### Problem description
Restate each line word for word. Leave out every picture.

(Stored data entries)
• • • • •

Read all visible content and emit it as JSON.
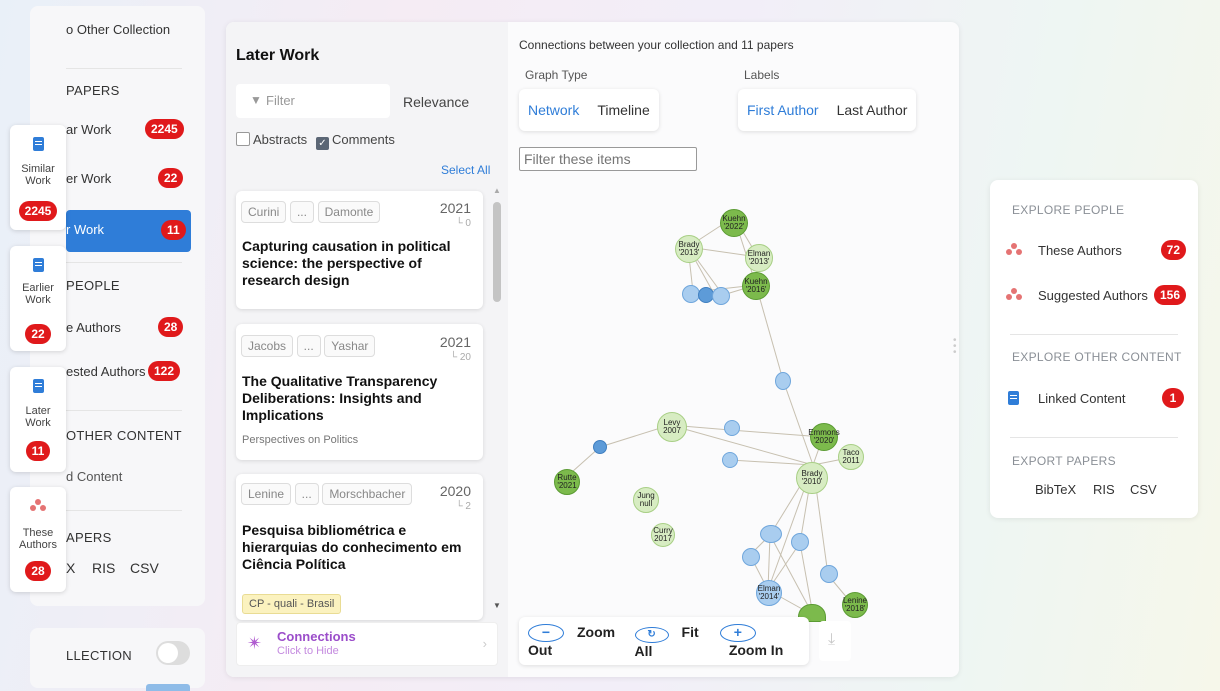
{
  "left_sidebar": {
    "add_to_other": "o Other Collection",
    "papers_heading": "PAPERS",
    "items": [
      {
        "label": "ar Work",
        "count": "2245"
      },
      {
        "label": "er Work",
        "count": "22"
      },
      {
        "label": "r Work",
        "count": "11"
      }
    ],
    "people_heading": "PEOPLE",
    "people_items": [
      {
        "label": "e Authors",
        "count": "28"
      },
      {
        "label": "ested Authors",
        "count": "122"
      }
    ],
    "other_heading": "OTHER CONTENT",
    "other_item": "d Content",
    "export_heading": "APERS",
    "export_items": [
      "X",
      "RIS",
      "CSV"
    ],
    "collection_label": "LLECTION"
  },
  "rail": [
    {
      "label1": "Similar",
      "label2": "Work",
      "count": "2245"
    },
    {
      "label1": "Earlier",
      "label2": "Work",
      "count": "22"
    },
    {
      "label1": "Later",
      "label2": "Work",
      "count": "11"
    },
    {
      "label1": "These",
      "label2": "Authors",
      "count": "28"
    }
  ],
  "list_panel": {
    "title": "Later Work",
    "filter_placeholder": "Filter",
    "sort": "Relevance",
    "abstracts": "Abstracts",
    "comments": "Comments",
    "select_all": "Select All",
    "cards": [
      {
        "author1": "Curini",
        "ellipsis": "...",
        "author2": "Damonte",
        "year": "2021",
        "cites": "└ 0",
        "title": "Capturing causation in political science: the perspective of research design",
        "journal": "",
        "tag": ""
      },
      {
        "author1": "Jacobs",
        "ellipsis": "...",
        "author2": "Yashar",
        "year": "2021",
        "cites": "└ 20",
        "title": "The Qualitative Transparency Deliberations: Insights and Implications",
        "journal": "Perspectives on Politics",
        "tag": ""
      },
      {
        "author1": "Lenine",
        "ellipsis": "...",
        "author2": "Morschbacher",
        "year": "2020",
        "cites": "└ 2",
        "title": "Pesquisa bibliométrica e hierarquias do conhecimento em Ciência Política",
        "journal": "",
        "tag": "CP - quali - Brasil"
      }
    ],
    "connections_label": "Connections",
    "connections_sub": "Click to Hide"
  },
  "graph_panel": {
    "heading": "Connections between your collection and 11 papers",
    "graph_type_label": "Graph Type",
    "graph_types": [
      "Network",
      "Timeline"
    ],
    "labels_label": "Labels",
    "label_options": [
      "First Author",
      "Last Author"
    ],
    "filter_placeholder": "Filter these items",
    "zoom_out": "Zoom Out",
    "fit_all": "Fit All",
    "zoom_in": "Zoom In",
    "nodes": [
      {
        "t": "Kuehn\n'2022'"
      },
      {
        "t": "Brady\n'2013'"
      },
      {
        "t": "Elman\n'2013'"
      },
      {
        "t": "Kuehn\n'2016'"
      },
      {
        "t": "Levy\n2007"
      },
      {
        "t": "Emmons\n'2020'"
      },
      {
        "t": "Taco\n2011"
      },
      {
        "t": "Brady\n'2010'"
      },
      {
        "t": "Rutte\n'2021"
      },
      {
        "t": "Jung\nnull"
      },
      {
        "t": "Curry\n2017"
      },
      {
        "t": "Elman\n'2014'"
      },
      {
        "t": "Lenine\n'2018'"
      }
    ]
  },
  "right_panel": {
    "explore_people": "EXPLORE PEOPLE",
    "these_authors": "These Authors",
    "these_authors_count": "72",
    "suggested_authors": "Suggested Authors",
    "suggested_authors_count": "156",
    "explore_other": "EXPLORE OTHER CONTENT",
    "linked_content": "Linked Content",
    "linked_content_count": "1",
    "export_papers": "EXPORT PAPERS",
    "export_formats": [
      "BibTeX",
      "RIS",
      "CSV"
    ]
  }
}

• • • • •

### Answer
Read all visible content and emit it as JSON.
{
  "left_sidebar": {
    "add_to_other": "o Other Collection",
    "papers_heading": "PAPERS",
    "items": [
      {
        "label": "ar Work",
        "count": "2245"
      },
      {
        "label": "er Work",
        "count": "22"
      },
      {
        "label": "r Work",
        "count": "11"
      }
    ],
    "people_heading": "PEOPLE",
    "people_items": [
      {
        "label": "e Authors",
        "count": "28"
      },
      {
        "label": "ested Authors",
        "count": "122"
      }
    ],
    "other_heading": "OTHER CONTENT",
    "other_item": "d Content",
    "export_heading": "APERS",
    "export_items": [
      "X",
      "RIS",
      "CSV"
    ],
    "collection_label": "LLECTION"
  },
  "rail": [
    {
      "label1": "Similar",
      "label2": "Work",
      "count": "2245"
    },
    {
      "label1": "Earlier",
      "label2": "Work",
      "count": "22"
    },
    {
      "label1": "Later",
      "label2": "Work",
      "count": "11"
    },
    {
      "label1": "These",
      "label2": "Authors",
      "count": "28"
    }
  ],
  "list_panel": {
    "title": "Later Work",
    "filter_placeholder": "Filter",
    "sort": "Relevance",
    "abstracts": "Abstracts",
    "comments": "Comments",
    "select_all": "Select All",
    "cards": [
      {
        "author1": "Curini",
        "ellipsis": "...",
        "author2": "Damonte",
        "year": "2021",
        "cites": "└ 0",
        "title": "Capturing causation in political science: the perspective of research design",
        "journal": "",
        "tag": ""
      },
      {
        "author1": "Jacobs",
        "ellipsis": "...",
        "author2": "Yashar",
        "year": "2021",
        "cites": "└ 20",
        "title": "The Qualitative Transparency Deliberations: Insights and Implications",
        "journal": "Perspectives on Politics",
        "tag": ""
      },
      {
        "author1": "Lenine",
        "ellipsis": "...",
        "author2": "Morschbacher",
        "year": "2020",
        "cites": "└ 2",
        "title": "Pesquisa bibliométrica e hierarquias do conhecimento em Ciência Política",
        "journal": "",
        "tag": "CP - quali - Brasil"
      }
    ],
    "connections_label": "Connections",
    "connections_sub": "Click to Hide"
  },
  "graph_panel": {
    "heading": "Connections between your collection and 11 papers",
    "graph_type_label": "Graph Type",
    "graph_types": [
      "Network",
      "Timeline"
    ],
    "labels_label": "Labels",
    "label_options": [
      "First Author",
      "Last Author"
    ],
    "filter_placeholder": "Filter these items",
    "zoom_out": "Zoom Out",
    "fit_all": "Fit All",
    "zoom_in": "Zoom In",
    "nodes": [
      {
        "t": "Kuehn\n'2022'"
      },
      {
        "t": "Brady\n'2013'"
      },
      {
        "t": "Elman\n'2013'"
      },
      {
        "t": "Kuehn\n'2016'"
      },
      {
        "t": "Levy\n2007"
      },
      {
        "t": "Emmons\n'2020'"
      },
      {
        "t": "Taco\n2011"
      },
      {
        "t": "Brady\n'2010'"
      },
      {
        "t": "Rutte\n'2021"
      },
      {
        "t": "Jung\nnull"
      },
      {
        "t": "Curry\n2017"
      },
      {
        "t": "Elman\n'2014'"
      },
      {
        "t": "Lenine\n'2018'"
      }
    ]
  },
  "right_panel": {
    "explore_people": "EXPLORE PEOPLE",
    "these_authors": "These Authors",
    "these_authors_count": "72",
    "suggested_authors": "Suggested Authors",
    "suggested_authors_count": "156",
    "explore_other": "EXPLORE OTHER CONTENT",
    "linked_content": "Linked Content",
    "linked_content_count": "1",
    "export_papers": "EXPORT PAPERS",
    "export_formats": [
      "BibTeX",
      "RIS",
      "CSV"
    ]
  }
}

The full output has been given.